INSTRUCTION: Retype the whole listing, please, keeping every line exact and dropping the pictures.

PROVIDED ENTRIES:
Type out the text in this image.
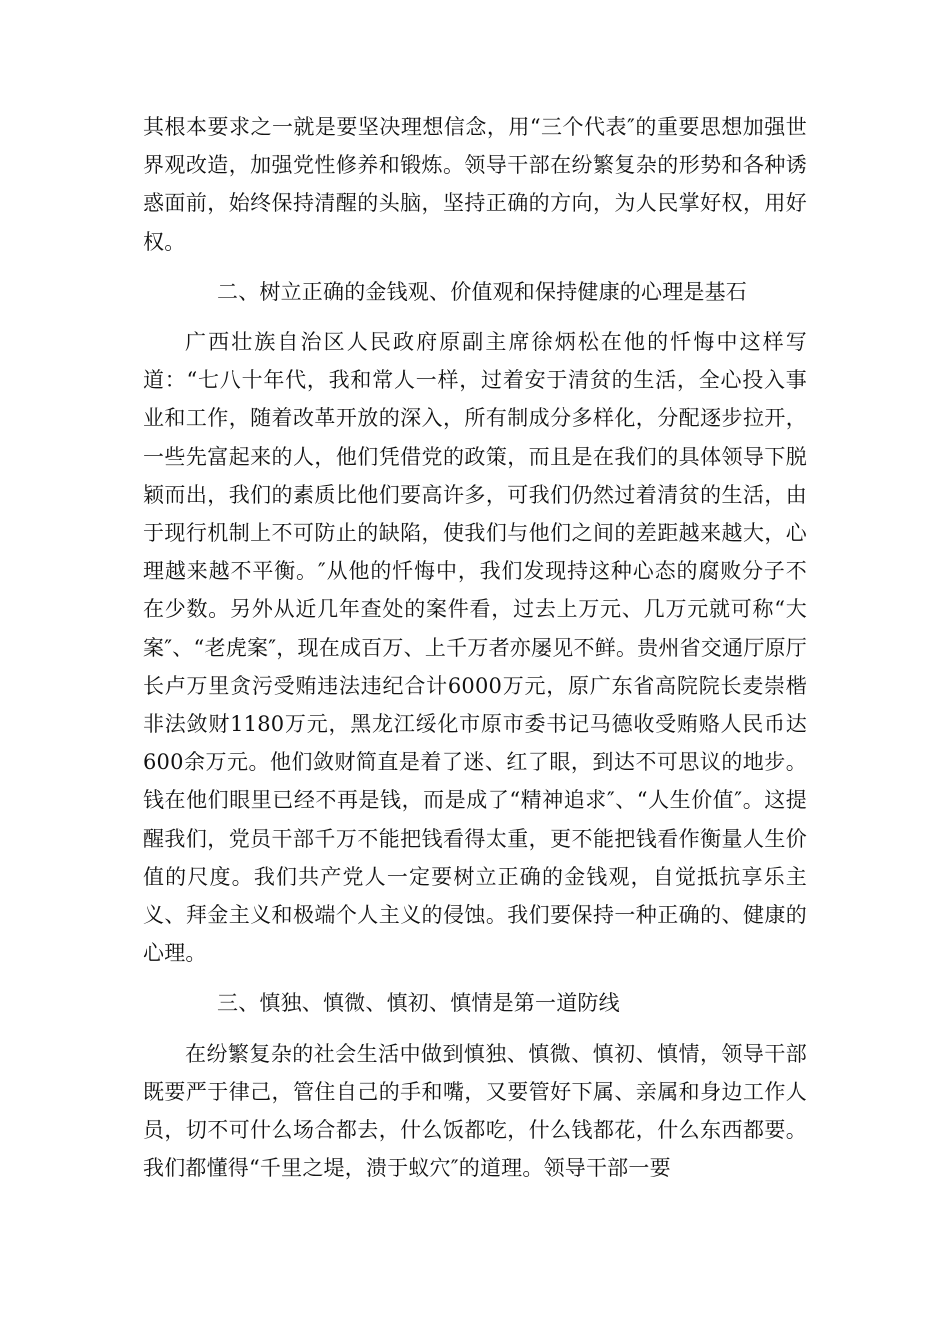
其根本要求之一就是要坚决理想信念，用“三个代表″的重要思想加强世界观改造，加强党性修养和锻炼。领导干部在纷繁复杂的形势和各种诱惑面前，始终保持清醒的头脑，坚持正确的方向，为人民掌好权，用好权。

二、树立正确的金钱观、价值观和保持健康的心理是基石

广西壮族自治区人民政府原副主席徐炳松在他的忏悔中这样写道：“七八十年代，我和常人一样，过着安于清贫的生活，全心投入事业和工作，随着改革开放的深入，所有制成分多样化，分配逐步拉开，一些先富起来的人，他们凭借党的政策，而且是在我们的具体领导下脱颖而出，我们的素质比他们要高许多，可我们仍然过着清贫的生活，由于现行机制上不可防止的缺陷，使我们与他们之间的差距越来越大，心理越来越不平衡。″从他的忏悔中，我们发现持这种心态的腐败分子不在少数。另外从近几年查处的案件看，过去上万元、几万元就可称“大案″、“老虎案″，现在成百万、上千万者亦屡见不鲜。贵州省交通厅原厅长卢万里贪污受贿违法违纪合计6000万元，原广东省高院院长麦崇楷非法敛财1180万元，黑龙江绥化市原市委书记马德收受贿赂人民币达600余万元。他们敛财简直是着了迷、红了眼，到达不可思议的地步。钱在他们眼里已经不再是钱，而是成了“精神追求″、“人生价值″。这提醒我们，党员干部千万不能把钱看得太重，更不能把钱看作衡量人生价值的尺度。我们共产党人一定要树立正确的金钱观，自觉抵抗享乐主义、拜金主义和极端个人主义的侵蚀。我们要保持一种正确的、健康的心理。

三、慎独、慎微、慎初、慎情是第一道防线

在纷繁复杂的社会生活中做到慎独、慎微、慎初、慎情，领导干部既要严于律己，管住自己的手和嘴，又要管好下属、亲属和身边工作人员，切不可什么场合都去，什么饭都吃，什么钱都花，什么东西都要。我们都懂得“千里之堤，溃于蚁穴″的道理。领导干部一要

TASK ANSWER:
Type out the text in this image.
其根本要求之一就是要坚决理想信念，用“三个代表″的重要思想加强世界观改造，加强党性修养和锻炼。领导干部在纷繁复杂的形势和各种诱惑面前，始终保持清醒的头脑，坚持正确的方向，为人民掌好权，用好权。

二、树立正确的金钱观、价值观和保持健康的心理是基石

广西壮族自治区人民政府原副主席徐炳松在他的忏悔中这样写道：“七八十年代，我和常人一样，过着安于清贫的生活，全心投入事业和工作，随着改革开放的深入，所有制成分多样化，分配逐步拉开，一些先富起来的人，他们凭借党的政策，而且是在我们的具体领导下脱颖而出，我们的素质比他们要高许多，可我们仍然过着清贫的生活，由于现行机制上不可防止的缺陷，使我们与他们之间的差距越来越大，心理越来越不平衡。″从他的忏悔中，我们发现持这种心态的腐败分子不在少数。另外从近几年查处的案件看，过去上万元、几万元就可称“大案″、“老虎案″，现在成百万、上千万者亦屡见不鲜。贵州省交通厅原厅长卢万里贪污受贿违法违纪合计6000万元，原广东省高院院长麦崇楷非法敛财1180万元，黑龙江绥化市原市委书记马德收受贿赂人民币达600余万元。他们敛财简直是着了迷、红了眼，到达不可思议的地步。钱在他们眼里已经不再是钱，而是成了“精神追求″、“人生价值″。这提醒我们，党员干部千万不能把钱看得太重，更不能把钱看作衡量人生价值的尺度。我们共产党人一定要树立正确的金钱观，自觉抵抗享乐主义、拜金主义和极端个人主义的侵蚀。我们要保持一种正确的、健康的心理。

三、慎独、慎微、慎初、慎情是第一道防线

在纷繁复杂的社会生活中做到慎独、慎微、慎初、慎情，领导干部既要严于律己，管住自己的手和嘴，又要管好下属、亲属和身边工作人员，切不可什么场合都去，什么饭都吃，什么钱都花，什么东西都要。我们都懂得“千里之堤，溃于蚁穴″的道理。领导干部一要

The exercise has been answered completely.